Habibul Bashar, meanwhile, was predictably in a much more sombre mood, and admitted that his players were probably overawed by the occasion. "A little bit, yes. I think there was something going on in their heads, playing at Lord's."
Dav Whatmore, Bangladesh's Australian coach, did most of the taking at the press conference, and again emphaised the vast difference in the conditions. "This has been totally different to what we experience in Bangladesh, and against a good attack, but we will need to turn things around in only five days."
Whatmore said that it is the same problems which keep affecting the batting. "We had an opening stand of 31 [on Thursday] which was encouraging," he said, "but as soon as we were asked to decide what to play and what not to we made a few mistakes. It is always a matter of discipline, it is about reading and reacting, and to have the discipline to play within the conditions. But I have to say they [the conditions] were totally foreign to what the boys play on in the subcontinent."
Picking out positives from such a heavy defeat was not easy, but Whatmore nonetheless found a few crumbs of comfort to take up to Durham. "I thought Mashrafe Mortaza deserved more wickets than he got, and I also felt there were enough chances created. If you take the catch off Vaughan [Mohammad Rafique dropped a return catch], then he is out early."
And Whatmore concluded: "I felt the boys had a little bit of a disbelief of being able to get the ball past the bat and get the wicket, and that flows on to the umpiring, where any 50/50 decisions you might not get. There were chances created which was really good to see, even though we only had 108 on the board. It's bloody difficult when you go out to field with only 108."

The exercise: Condense the paragraph of the match report above that begins "Whatmore said that it is the same problems" into a shorter version that keeps its main facts.

Raw data:
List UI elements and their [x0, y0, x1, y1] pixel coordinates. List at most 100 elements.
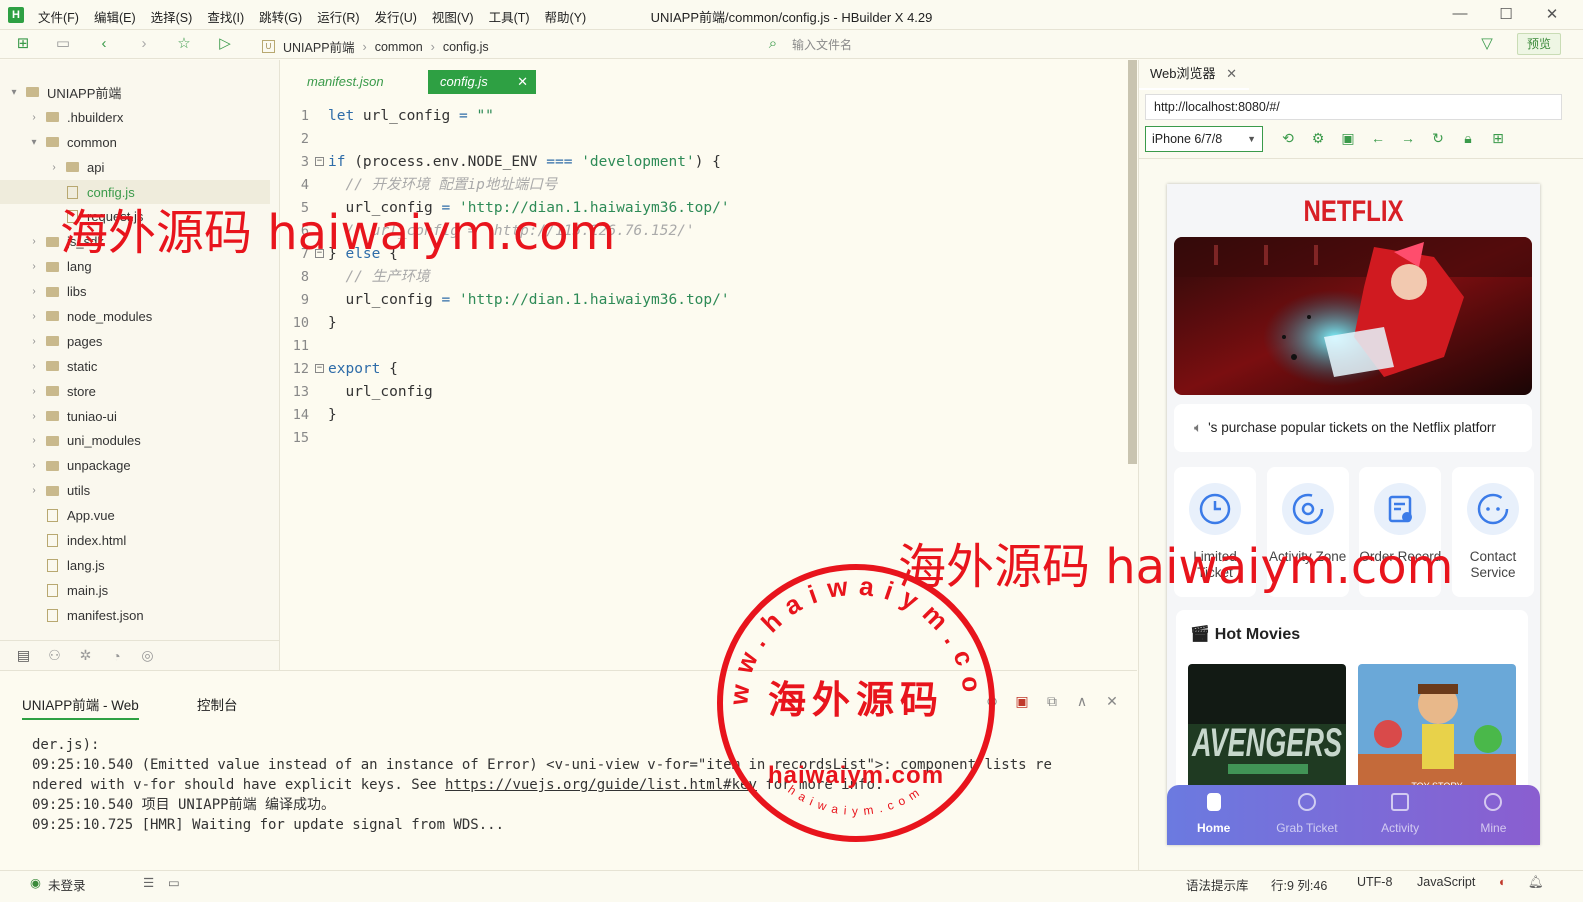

Task response: Whatmore said the same problems keep hurting the batting. A 31-run opening stand on Thursday was encouraging, but once the batsmen had to decide what to play and what to leave, they made mistakes. He called it a matter of discipline: reading, reacting and playing within the conditions. He added that those conditions were totally foreign to what the players are used to in the subcontinent.